(Extracted records)
[start]

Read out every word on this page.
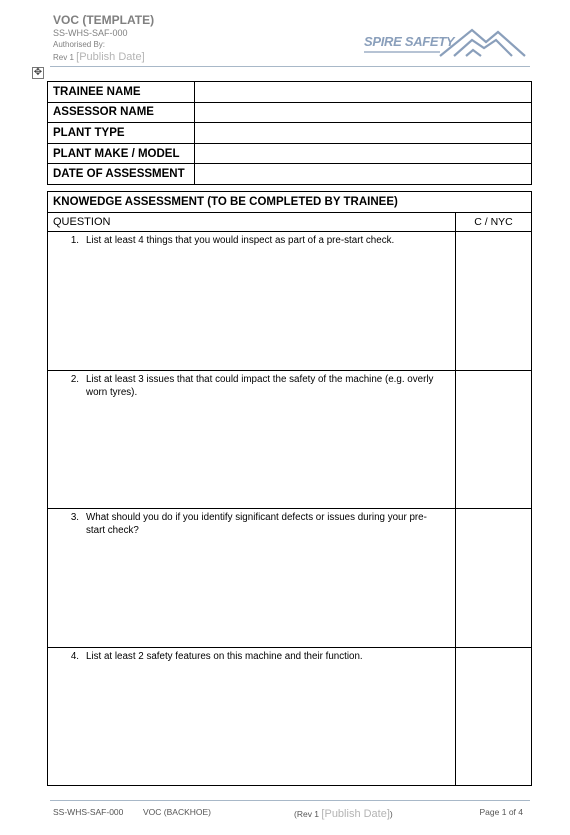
VOC (TEMPLATE)
SS-WHS-SAF-000
Authorised By:
Rev 1 [Publish Date]
SPIRE SAFETY
✥
TRAINEE NAME	
ASSESSOR NAME	
PLANT TYPE	
PLANT MAKE / MODEL	
DATE OF ASSESSMENT	
KNOWEDGE ASSESSMENT (TO BE COMPLETED BY TRAINEE)	
QUESTION	C / NYC

1. List at least 4 things that you would inspect as part of a pre-start check.	

2. List at least 3 issues that that could impact the safety of the machine (e.g. overly worn tyres).	

3. What should you do if you identify significant defects or issues during your pre-start check?	

4. List at least 2 safety features on this machine and their function.	

SS-WHS-SAF-000 VOC (BACKHOE)	(Rev 1 [Publish Date])	Page 1 of 4
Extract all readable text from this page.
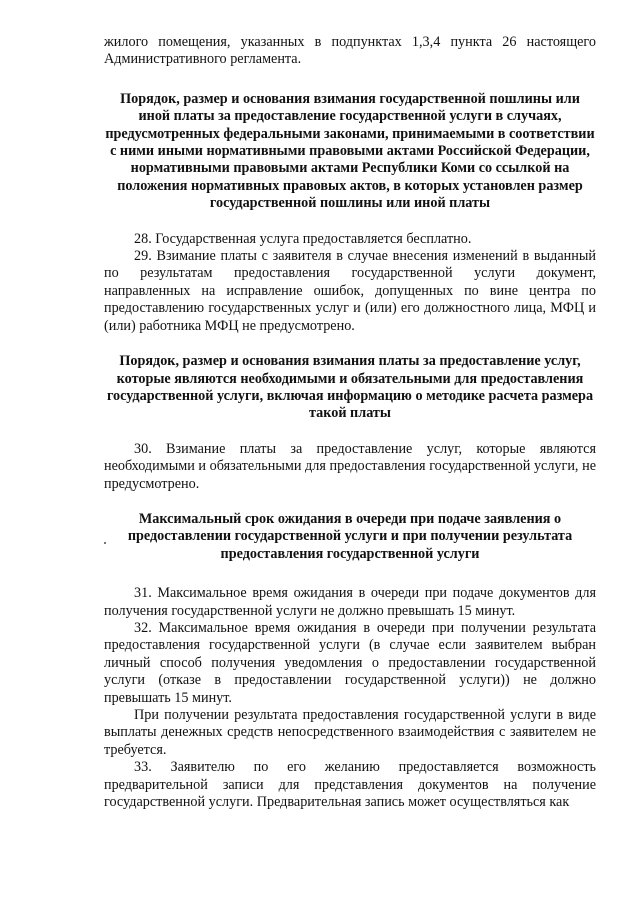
жилого помещения, указанных в подпунктах 1,3,4 пункта 26 настоящего Административного регламента.

Порядок, размер и основания взимания государственной пошлины или иной платы за предоставление государственной услуги в случаях, предусмотренных федеральными законами, принимаемыми в соответствии с ними иными нормативными правовыми актами Российской Федерации, нормативными правовыми актами Республики Коми со ссылкой на положения нормативных правовых актов, в которых установлен размер государственной пошлины или иной платы

28. Государственная услуга предоставляется бесплатно.

29. Взимание платы с заявителя в случае внесения изменений в выданный по результатам предоставления государственной услуги документ, направленных на исправление ошибок, допущенных по вине центра по предоставлению государственных услуг и (или) его должностного лица, МФЦ и (или) работника МФЦ не предусмотрено.

Порядок, размер и основания взимания платы за предоставление услуг, которые являются необходимыми и обязательными для предоставления государственной услуги, включая информацию о методике расчета размера такой платы

30. Взимание платы за предоставление услуг, которые являются необходимыми и обязательными для предоставления государственной услуги, не предусмотрено.

Максимальный срок ожидания в очереди при подаче заявления о предоставлении государственной услуги и при получении результата предоставления государственной услуги

31. Максимальное время ожидания в очереди при подаче документов для получения государственной услуги не должно превышать 15 минут.

32. Максимальное время ожидания в очереди при получении результата предоставления государственной услуги (в случае если заявителем выбран личный способ получения уведомления о предоставлении государственной услуги (отказе в предоставлении государственной услуги)) не должно превышать 15 минут.

При получении результата предоставления государственной услуги в виде выплаты денежных средств непосредственного взаимодействия с заявителем не требуется.

33. Заявителю по его желанию предоставляется возможность предварительной записи для представления документов на получение государственной услуги. Предварительная запись может осуществляться как
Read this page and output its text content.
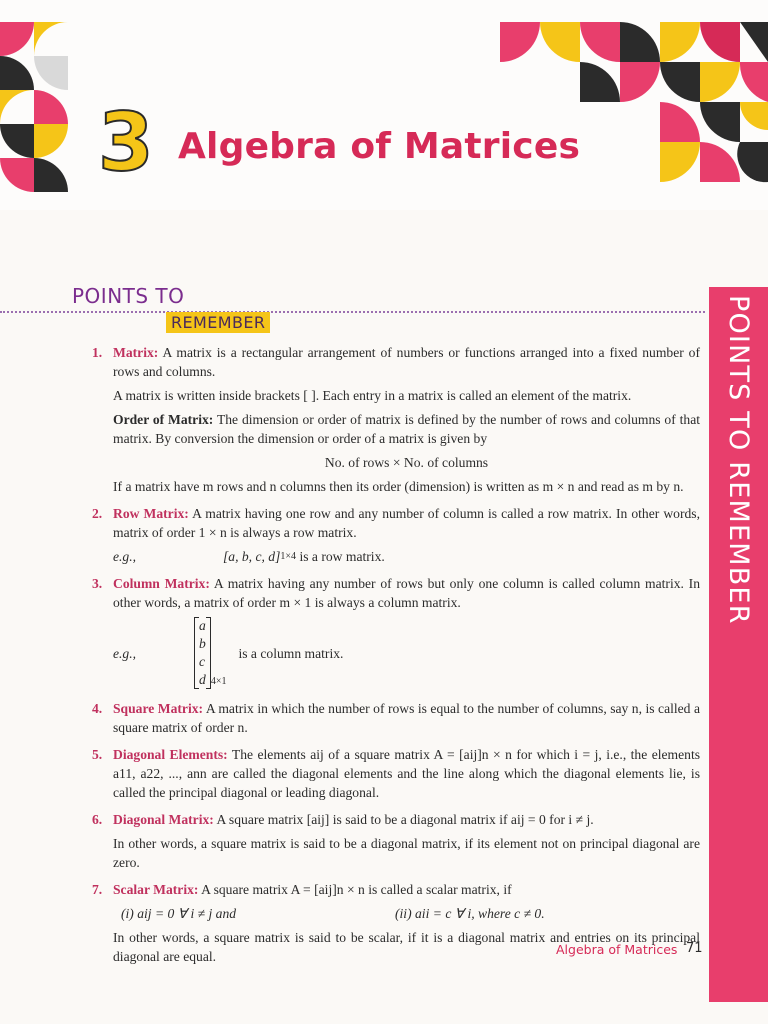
3 Algebra of Matrices
POINTS TO
REMEMBER	POINTS TO REMEMBER
1. Matrix: A matrix is a rectangular arrangement of numbers or functions arranged into a fixed number of rows and columns.

A matrix is written inside brackets [ ]. Each entry in a matrix is called an element of the matrix.

Order of Matrix: The dimension or order of matrix is defined by the number of rows and columns of that matrix. By conversion the dimension or order of a matrix is given by

No. of rows × No. of columns

If a matrix have m rows and n columns then its order (dimension) is written as m × n and read as m by n.

2. Row Matrix: A matrix having one row and any number of column is called a row matrix. In other words, matrix of order 1 × n is always a row matrix.

e.g.,	[a, b, c, d] 1×4
is a row matrix.
3. Column Matrix: A matrix having any number of rows but only one column is called column matrix. In other words, a matrix of order m × 1 is always a column matrix.

e.g.,
a
b
c
d 4×1
is a column matrix.
4. Square Matrix: A matrix in which the number of rows is equal to the number of columns, say n, is called a square matrix of order n.

5. Diagonal Elements: The elements aij of a square matrix A = [aij]n × n for which i = j, i.e., the elements a11, a22, ..., ann are called the diagonal elements and the line along which the diagonal elements lie, is called the principal diagonal or leading diagonal.

6. Diagonal Matrix: A square matrix [aij] is said to be a diagonal matrix if aij = 0 for i ≠ j.

In other words, a square matrix is said to be a diagonal matrix, if its element not on principal diagonal are zero.

7. Scalar Matrix: A square matrix A = [aij]n × n is called a scalar matrix, if

(i) aij = 0 ∀ i ≠ j and	(ii) aii = c ∀ i, where c ≠ 0.

In other words, a square matrix is said to be scalar, if it is a diagonal matrix and entries on its principal diagonal are equal.	Algebra of Matrices 71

[end]

> **GOAL OF THE EXERCISE**
Transcribe all of the material exactly, leaving out whatever pictures it contains.

> **OUTPUT FOR THIS TASK**
Read out every word on this page.
VOC (TEMPLATE)
SS-WHS-SAF-000
Authorised By:
Rev 1 [Publish Date]
SPIRE SAFETY
✥
TRAINEE NAME	
ASSESSOR NAME	
PLANT TYPE	
PLANT MAKE / MODEL	
DATE OF ASSESSMENT	
KNOWEDGE ASSESSMENT (TO BE COMPLETED BY TRAINEE)	
QUESTION	C / NYC

1. List at least 4 things that you would inspect as part of a pre-start check.	

2. List at least 3 issues that that could impact the safety of the machine (e.g. overly worn tyres).	

3. What should you do if you identify significant defects or issues during your pre-start check?	

4. List at least 2 safety features on this machine and their function.	

SS-WHS-SAF-000 VOC (BACKHOE)	(Rev 1 [Publish Date])	Page 1 of 4
Extract all readable text from this page.
жилого помещения, указанных в подпунктах 1,3,4 пункта 26 настоящего Административного регламента.

Порядок, размер и основания взимания государственной пошлины или иной платы за предоставление государственной услуги в случаях, предусмотренных федеральными законами, принимаемыми в соответствии с ними иными нормативными правовыми актами Российской Федерации, нормативными правовыми актами Республики Коми со ссылкой на положения нормативных правовых актов, в которых установлен размер государственной пошлины или иной платы

28. Государственная услуга предоставляется бесплатно.

29. Взимание платы с заявителя в случае внесения изменений в выданный по результатам предоставления государственной услуги документ, направленных на исправление ошибок, допущенных по вине центра по предоставлению государственных услуг и (или) его должностного лица, МФЦ и (или) работника МФЦ не предусмотрено.

Порядок, размер и основания взимания платы за предоставление услуг, которые являются необходимыми и обязательными для предоставления государственной услуги, включая информацию о методике расчета размера такой платы

30. Взимание платы за предоставление услуг, которые являются необходимыми и обязательными для предоставления государственной услуги, не предусмотрено.

Максимальный срок ожидания в очереди при подаче заявления о предоставлении государственной услуги и при получении результата предоставления государственной услуги

31. Максимальное время ожидания в очереди при подаче документов для получения государственной услуги не должно превышать 15 минут.

32. Максимальное время ожидания в очереди при получении результата предоставления государственной услуги (в случае если заявителем выбран личный способ получения уведомления о предоставлении государственной услуги (отказе в предоставлении государственной услуги)) не должно превышать 15 минут.

При получении результата предоставления государственной услуги в виде выплаты денежных средств непосредственного взаимодействия с заявителем не требуется.

33. Заявителю по его желанию предоставляется возможность предварительной записи для представления документов на получение государственной услуги. Предварительная запись может осуществляться как
Read this page and output its text content.
3 Algebra of Matrices
POINTS TO
REMEMBER	POINTS TO REMEMBER
1. Matrix: A matrix is a rectangular arrangement of numbers or functions arranged into a fixed number of rows and columns.

A matrix is written inside brackets [ ]. Each entry in a matrix is called an element of the matrix.

Order of Matrix: The dimension or order of matrix is defined by the number of rows and columns of that matrix. By conversion the dimension or order of a matrix is given by

No. of rows × No. of columns

If a matrix have m rows and n columns then its order (dimension) is written as m × n and read as m by n.

2. Row Matrix: A matrix having one row and any number of column is called a row matrix. In other words, matrix of order 1 × n is always a row matrix.

e.g.,	[a, b, c, d] 1×4
is a row matrix.
3. Column Matrix: A matrix having any number of rows but only one column is called column matrix. In other words, a matrix of order m × 1 is always a column matrix.

e.g.,
a
b
c
d 4×1
is a column matrix.
4. Square Matrix: A matrix in which the number of rows is equal to the number of columns, say n, is called a square matrix of order n.

5. Diagonal Elements: The elements aij of a square matrix A = [aij]n × n for which i = j, i.e., the elements a11, a22, ..., ann are called the diagonal elements and the line along which the diagonal elements lie, is called the principal diagonal or leading diagonal.

6. Diagonal Matrix: A square matrix [aij] is said to be a diagonal matrix if aij = 0 for i ≠ j.

In other words, a square matrix is said to be a diagonal matrix, if its element not on principal diagonal are zero.

7. Scalar Matrix: A square matrix A = [aij]n × n is called a scalar matrix, if

(i) aij = 0 ∀ i ≠ j and	(ii) aii = c ∀ i, where c ≠ 0.

In other words, a square matrix is said to be scalar, if it is a diagonal matrix and entries on its principal diagonal are equal.	Algebra of Matrices 71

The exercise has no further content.